Entries with figure data:

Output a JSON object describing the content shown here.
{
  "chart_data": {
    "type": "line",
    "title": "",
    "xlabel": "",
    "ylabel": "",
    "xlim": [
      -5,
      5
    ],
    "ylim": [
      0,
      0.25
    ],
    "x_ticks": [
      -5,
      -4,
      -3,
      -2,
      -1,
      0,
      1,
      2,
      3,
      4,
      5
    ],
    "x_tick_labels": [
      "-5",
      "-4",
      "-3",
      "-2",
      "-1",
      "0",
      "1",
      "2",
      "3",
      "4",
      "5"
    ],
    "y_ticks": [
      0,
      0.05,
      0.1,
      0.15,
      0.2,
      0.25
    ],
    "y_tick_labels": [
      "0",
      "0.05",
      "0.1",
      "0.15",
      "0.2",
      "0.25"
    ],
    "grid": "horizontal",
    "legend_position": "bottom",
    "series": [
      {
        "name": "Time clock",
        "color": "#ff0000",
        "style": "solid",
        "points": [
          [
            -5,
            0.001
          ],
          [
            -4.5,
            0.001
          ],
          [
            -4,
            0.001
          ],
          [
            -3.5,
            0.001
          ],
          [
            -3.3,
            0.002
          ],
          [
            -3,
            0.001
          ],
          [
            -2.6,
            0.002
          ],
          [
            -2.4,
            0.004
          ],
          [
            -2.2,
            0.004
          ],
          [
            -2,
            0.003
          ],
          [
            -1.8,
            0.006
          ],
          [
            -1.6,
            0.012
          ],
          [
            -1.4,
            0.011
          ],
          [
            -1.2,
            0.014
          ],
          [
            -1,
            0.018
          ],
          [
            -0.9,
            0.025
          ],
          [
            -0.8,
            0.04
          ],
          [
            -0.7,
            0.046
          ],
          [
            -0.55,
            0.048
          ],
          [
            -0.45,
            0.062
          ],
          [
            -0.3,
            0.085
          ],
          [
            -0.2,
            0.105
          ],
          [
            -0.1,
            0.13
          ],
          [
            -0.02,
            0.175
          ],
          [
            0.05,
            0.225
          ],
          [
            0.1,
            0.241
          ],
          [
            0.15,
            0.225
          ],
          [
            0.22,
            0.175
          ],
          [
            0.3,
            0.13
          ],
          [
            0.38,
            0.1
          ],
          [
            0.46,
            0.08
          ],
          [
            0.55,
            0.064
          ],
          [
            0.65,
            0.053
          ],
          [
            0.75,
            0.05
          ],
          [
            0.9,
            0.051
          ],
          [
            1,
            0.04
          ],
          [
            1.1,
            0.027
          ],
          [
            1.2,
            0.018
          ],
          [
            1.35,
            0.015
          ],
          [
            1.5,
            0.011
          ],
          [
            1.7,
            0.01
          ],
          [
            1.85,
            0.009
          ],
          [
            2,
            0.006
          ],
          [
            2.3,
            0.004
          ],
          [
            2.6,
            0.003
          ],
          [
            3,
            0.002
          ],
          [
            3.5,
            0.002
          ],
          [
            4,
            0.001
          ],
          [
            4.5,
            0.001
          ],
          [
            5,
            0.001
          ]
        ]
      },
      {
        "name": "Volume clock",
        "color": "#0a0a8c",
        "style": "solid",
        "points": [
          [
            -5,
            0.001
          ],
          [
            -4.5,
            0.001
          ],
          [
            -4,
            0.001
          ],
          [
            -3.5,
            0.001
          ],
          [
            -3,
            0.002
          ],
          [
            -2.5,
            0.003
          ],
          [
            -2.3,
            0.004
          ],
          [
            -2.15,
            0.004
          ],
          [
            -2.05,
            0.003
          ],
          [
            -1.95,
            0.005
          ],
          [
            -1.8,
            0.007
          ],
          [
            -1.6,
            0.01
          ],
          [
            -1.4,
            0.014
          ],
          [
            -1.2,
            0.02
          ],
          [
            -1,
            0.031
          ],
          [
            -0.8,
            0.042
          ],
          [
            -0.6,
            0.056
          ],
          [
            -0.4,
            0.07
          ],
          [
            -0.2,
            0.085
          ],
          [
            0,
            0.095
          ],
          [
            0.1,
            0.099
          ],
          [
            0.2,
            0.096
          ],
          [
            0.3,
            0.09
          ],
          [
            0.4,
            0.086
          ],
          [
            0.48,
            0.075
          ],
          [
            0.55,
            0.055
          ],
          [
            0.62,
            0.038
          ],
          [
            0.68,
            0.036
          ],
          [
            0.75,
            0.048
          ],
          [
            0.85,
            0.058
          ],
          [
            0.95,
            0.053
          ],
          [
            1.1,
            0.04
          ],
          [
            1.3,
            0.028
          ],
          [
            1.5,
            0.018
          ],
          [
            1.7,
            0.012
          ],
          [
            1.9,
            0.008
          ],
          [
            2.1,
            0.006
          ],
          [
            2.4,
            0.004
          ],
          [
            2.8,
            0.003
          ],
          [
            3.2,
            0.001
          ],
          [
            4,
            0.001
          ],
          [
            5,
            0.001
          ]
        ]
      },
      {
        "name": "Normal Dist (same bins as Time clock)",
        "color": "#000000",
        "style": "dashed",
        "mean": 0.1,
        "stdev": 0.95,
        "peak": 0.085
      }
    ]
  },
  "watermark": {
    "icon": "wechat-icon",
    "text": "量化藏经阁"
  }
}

Directive
Among the entries above, how many lines include the word "clock"? Reply with the number only.

Task result
3